Repeat each line of the material exactly.

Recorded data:
= = = = =

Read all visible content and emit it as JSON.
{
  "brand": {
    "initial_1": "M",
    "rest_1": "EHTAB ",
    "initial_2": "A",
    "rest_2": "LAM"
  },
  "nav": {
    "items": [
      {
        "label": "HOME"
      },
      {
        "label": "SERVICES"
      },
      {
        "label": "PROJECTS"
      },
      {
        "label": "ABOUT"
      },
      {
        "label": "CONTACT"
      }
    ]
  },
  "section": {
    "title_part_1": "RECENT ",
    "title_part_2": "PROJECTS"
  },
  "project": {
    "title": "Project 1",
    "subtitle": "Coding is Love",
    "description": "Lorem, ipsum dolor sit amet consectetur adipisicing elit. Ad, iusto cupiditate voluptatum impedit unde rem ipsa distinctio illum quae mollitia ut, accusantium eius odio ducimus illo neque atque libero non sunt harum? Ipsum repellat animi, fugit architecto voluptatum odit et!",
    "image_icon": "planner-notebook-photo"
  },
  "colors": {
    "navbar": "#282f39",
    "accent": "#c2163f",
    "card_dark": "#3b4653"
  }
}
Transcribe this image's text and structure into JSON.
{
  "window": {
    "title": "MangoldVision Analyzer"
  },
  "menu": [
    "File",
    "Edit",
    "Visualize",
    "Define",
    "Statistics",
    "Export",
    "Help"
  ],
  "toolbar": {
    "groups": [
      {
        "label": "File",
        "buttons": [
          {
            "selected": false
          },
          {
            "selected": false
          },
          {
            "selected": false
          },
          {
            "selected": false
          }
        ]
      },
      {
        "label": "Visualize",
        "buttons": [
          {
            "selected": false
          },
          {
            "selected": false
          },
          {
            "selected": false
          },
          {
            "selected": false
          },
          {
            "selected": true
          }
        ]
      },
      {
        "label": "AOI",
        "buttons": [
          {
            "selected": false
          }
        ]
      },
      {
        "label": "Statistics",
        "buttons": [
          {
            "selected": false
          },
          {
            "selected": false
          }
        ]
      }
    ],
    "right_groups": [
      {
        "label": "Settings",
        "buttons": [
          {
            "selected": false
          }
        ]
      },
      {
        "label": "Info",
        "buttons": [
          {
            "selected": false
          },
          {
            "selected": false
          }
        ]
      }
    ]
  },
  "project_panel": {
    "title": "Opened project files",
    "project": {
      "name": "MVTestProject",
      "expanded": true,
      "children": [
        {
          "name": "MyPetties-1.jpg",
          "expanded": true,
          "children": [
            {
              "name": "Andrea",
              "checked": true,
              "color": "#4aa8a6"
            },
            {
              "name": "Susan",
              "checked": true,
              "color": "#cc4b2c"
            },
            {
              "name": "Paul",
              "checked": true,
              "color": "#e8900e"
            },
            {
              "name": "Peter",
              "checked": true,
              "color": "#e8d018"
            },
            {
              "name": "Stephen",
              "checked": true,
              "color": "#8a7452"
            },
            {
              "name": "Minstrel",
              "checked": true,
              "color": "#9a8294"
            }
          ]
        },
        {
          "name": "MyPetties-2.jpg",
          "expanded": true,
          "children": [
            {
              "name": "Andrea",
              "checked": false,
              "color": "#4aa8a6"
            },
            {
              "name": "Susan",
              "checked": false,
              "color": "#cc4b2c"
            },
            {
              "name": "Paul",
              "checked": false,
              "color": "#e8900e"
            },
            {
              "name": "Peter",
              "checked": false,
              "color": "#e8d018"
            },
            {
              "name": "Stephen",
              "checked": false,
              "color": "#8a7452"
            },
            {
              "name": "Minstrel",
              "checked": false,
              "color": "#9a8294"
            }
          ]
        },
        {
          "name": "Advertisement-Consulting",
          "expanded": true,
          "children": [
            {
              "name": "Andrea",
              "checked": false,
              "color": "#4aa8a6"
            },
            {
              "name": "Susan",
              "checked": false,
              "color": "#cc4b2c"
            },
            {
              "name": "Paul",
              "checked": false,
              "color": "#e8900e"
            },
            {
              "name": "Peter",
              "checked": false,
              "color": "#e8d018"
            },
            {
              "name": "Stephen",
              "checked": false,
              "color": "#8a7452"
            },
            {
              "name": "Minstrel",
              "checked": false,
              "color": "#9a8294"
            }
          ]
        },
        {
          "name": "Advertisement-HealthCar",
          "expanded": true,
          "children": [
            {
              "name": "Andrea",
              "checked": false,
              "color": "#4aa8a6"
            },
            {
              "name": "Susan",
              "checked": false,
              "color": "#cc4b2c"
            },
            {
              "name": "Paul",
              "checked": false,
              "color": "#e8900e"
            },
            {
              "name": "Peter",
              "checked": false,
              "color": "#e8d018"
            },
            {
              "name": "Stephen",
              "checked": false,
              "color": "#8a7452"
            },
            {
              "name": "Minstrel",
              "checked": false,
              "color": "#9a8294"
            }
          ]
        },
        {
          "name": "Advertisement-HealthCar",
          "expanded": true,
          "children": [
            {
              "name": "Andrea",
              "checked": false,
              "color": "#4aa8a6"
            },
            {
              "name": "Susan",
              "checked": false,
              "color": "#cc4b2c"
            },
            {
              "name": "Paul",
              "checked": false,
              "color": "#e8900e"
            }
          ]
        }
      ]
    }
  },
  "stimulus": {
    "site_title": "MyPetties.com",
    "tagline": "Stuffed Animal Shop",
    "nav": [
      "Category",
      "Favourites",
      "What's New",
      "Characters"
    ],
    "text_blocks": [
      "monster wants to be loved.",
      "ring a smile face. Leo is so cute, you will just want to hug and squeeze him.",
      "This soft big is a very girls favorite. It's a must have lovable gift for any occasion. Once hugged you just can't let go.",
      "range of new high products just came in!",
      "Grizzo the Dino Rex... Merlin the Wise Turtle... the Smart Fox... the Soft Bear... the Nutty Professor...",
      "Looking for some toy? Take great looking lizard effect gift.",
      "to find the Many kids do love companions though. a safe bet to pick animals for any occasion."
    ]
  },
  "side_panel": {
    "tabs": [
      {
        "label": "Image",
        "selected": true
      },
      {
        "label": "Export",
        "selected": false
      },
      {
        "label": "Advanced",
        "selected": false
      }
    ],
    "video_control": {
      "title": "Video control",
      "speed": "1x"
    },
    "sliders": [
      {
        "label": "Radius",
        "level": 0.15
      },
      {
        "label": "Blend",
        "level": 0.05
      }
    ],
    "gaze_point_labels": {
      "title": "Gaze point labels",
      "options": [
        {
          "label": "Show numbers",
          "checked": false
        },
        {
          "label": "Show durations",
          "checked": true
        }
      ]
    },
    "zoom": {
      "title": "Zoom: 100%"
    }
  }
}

= = = = =

* [The response]:
Read all visible content and emit it as JSON.
{
  "brand": {
    "initial_1": "M",
    "rest_1": "EHTAB ",
    "initial_2": "A",
    "rest_2": "LAM"
  },
  "nav": {
    "items": [
      {
        "label": "HOME"
      },
      {
        "label": "SERVICES"
      },
      {
        "label": "PROJECTS"
      },
      {
        "label": "ABOUT"
      },
      {
        "label": "CONTACT"
      }
    ]
  },
  "section": {
    "title_part_1": "RECENT ",
    "title_part_2": "PROJECTS"
  },
  "project": {
    "title": "Project 1",
    "subtitle": "Coding is Love",
    "description": "Lorem, ipsum dolor sit amet consectetur adipisicing elit. Ad, iusto cupiditate voluptatum impedit unde rem ipsa distinctio illum quae mollitia ut, accusantium eius odio ducimus illo neque atque libero non sunt harum? Ipsum repellat animi, fugit architecto voluptatum odit et!",
    "image_icon": "planner-notebook-photo"
  },
  "colors": {
    "navbar": "#282f39",
    "accent": "#c2163f",
    "card_dark": "#3b4653"
  }
}
Transcribe this image's text and structure into JSON.
{
  "window": {
    "title": "MangoldVision Analyzer"
  },
  "menu": [
    "File",
    "Edit",
    "Visualize",
    "Define",
    "Statistics",
    "Export",
    "Help"
  ],
  "toolbar": {
    "groups": [
      {
        "label": "File",
        "buttons": [
          {
            "selected": false
          },
          {
            "selected": false
          },
          {
            "selected": false
          },
          {
            "selected": false
          }
        ]
      },
      {
        "label": "Visualize",
        "buttons": [
          {
            "selected": false
          },
          {
            "selected": false
          },
          {
            "selected": false
          },
          {
            "selected": false
          },
          {
            "selected": true
          }
        ]
      },
      {
        "label": "AOI",
        "buttons": [
          {
            "selected": false
          }
        ]
      },
      {
        "label": "Statistics",
        "buttons": [
          {
            "selected": false
          },
          {
            "selected": false
          }
        ]
      }
    ],
    "right_groups": [
      {
        "label": "Settings",
        "buttons": [
          {
            "selected": false
          }
        ]
      },
      {
        "label": "Info",
        "buttons": [
          {
            "selected": false
          },
          {
            "selected": false
          }
        ]
      }
    ]
  },
  "project_panel": {
    "title": "Opened project files",
    "project": {
      "name": "MVTestProject",
      "expanded": true,
      "children": [
        {
          "name": "MyPetties-1.jpg",
          "expanded": true,
          "children": [
            {
              "name": "Andrea",
              "checked": true,
              "color": "#4aa8a6"
            },
            {
              "name": "Susan",
              "checked": true,
              "color": "#cc4b2c"
            },
            {
              "name": "Paul",
              "checked": true,
              "color": "#e8900e"
            },
            {
              "name": "Peter",
              "checked": true,
              "color": "#e8d018"
            },
            {
              "name": "Stephen",
              "checked": true,
              "color": "#8a7452"
            },
            {
              "name": "Minstrel",
              "checked": true,
              "color": "#9a8294"
            }
          ]
        },
        {
          "name": "MyPetties-2.jpg",
          "expanded": true,
          "children": [
            {
              "name": "Andrea",
              "checked": false,
              "color": "#4aa8a6"
            },
            {
              "name": "Susan",
              "checked": false,
              "color": "#cc4b2c"
            },
            {
              "name": "Paul",
              "checked": false,
              "color": "#e8900e"
            },
            {
              "name": "Peter",
              "checked": false,
              "color": "#e8d018"
            },
            {
              "name": "Stephen",
              "checked": false,
              "color": "#8a7452"
            },
            {
              "name": "Minstrel",
              "checked": false,
              "color": "#9a8294"
            }
          ]
        },
        {
          "name": "Advertisement-Consulting",
          "expanded": true,
          "children": [
            {
              "name": "Andrea",
              "checked": false,
              "color": "#4aa8a6"
            },
            {
              "name": "Susan",
              "checked": false,
              "color": "#cc4b2c"
            },
            {
              "name": "Paul",
              "checked": false,
              "color": "#e8900e"
            },
            {
              "name": "Peter",
              "checked": false,
              "color": "#e8d018"
            },
            {
              "name": "Stephen",
              "checked": false,
              "color": "#8a7452"
            },
            {
              "name": "Minstrel",
              "checked": false,
              "color": "#9a8294"
            }
          ]
        },
        {
          "name": "Advertisement-HealthCar",
          "expanded": true,
          "children": [
            {
              "name": "Andrea",
              "checked": false,
              "color": "#4aa8a6"
            },
            {
              "name": "Susan",
              "checked": false,
              "color": "#cc4b2c"
            },
            {
              "name": "Paul",
              "checked": false,
              "color": "#e8900e"
            },
            {
              "name": "Peter",
              "checked": false,
              "color": "#e8d018"
            },
            {
              "name": "Stephen",
              "checked": false,
              "color": "#8a7452"
            },
            {
              "name": "Minstrel",
              "checked": false,
              "color": "#9a8294"
            }
          ]
        },
        {
          "name": "Advertisement-HealthCar",
          "expanded": true,
          "children": [
            {
              "name": "Andrea",
              "checked": false,
              "color": "#4aa8a6"
            },
            {
              "name": "Susan",
              "checked": false,
              "color": "#cc4b2c"
            },
            {
              "name": "Paul",
              "checked": false,
              "color": "#e8900e"
            }
          ]
        }
      ]
    }
  },
  "stimulus": {
    "site_title": "MyPetties.com",
    "tagline": "Stuffed Animal Shop",
    "nav": [
      "Category",
      "Favourites",
      "What's New",
      "Characters"
    ],
    "text_blocks": [
      "monster wants to be loved.",
      "ring a smile face. Leo is so cute, you will just want to hug and squeeze him.",
      "This soft big is a very girls favorite. It's a must have lovable gift for any occasion. Once hugged you just can't let go.",
      "range of new high products just came in!",
      "Grizzo the Dino Rex... Merlin the Wise Turtle... the Smart Fox... the Soft Bear... the Nutty Professor...",
      "Looking for some toy? Take great looking lizard effect gift.",
      "to find the Many kids do love companions though. a safe bet to pick animals for any occasion."
    ]
  },
  "side_panel": {
    "tabs": [
      {
        "label": "Image",
        "selected": true
      },
      {
        "label": "Export",
        "selected": false
      },
      {
        "label": "Advanced",
        "selected": false
      }
    ],
    "video_control": {
      "title": "Video control",
      "speed": "1x"
    },
    "sliders": [
      {
        "label": "Radius",
        "level": 0.15
      },
      {
        "label": "Blend",
        "level": 0.05
      }
    ],
    "gaze_point_labels": {
      "title": "Gaze point labels",
      "options": [
        {
          "label": "Show numbers",
          "checked": false
        },
        {
          "label": "Show durations",
          "checked": true
        }
      ]
    },
    "zoom": {
      "title": "Zoom: 100%"
    }
  }
}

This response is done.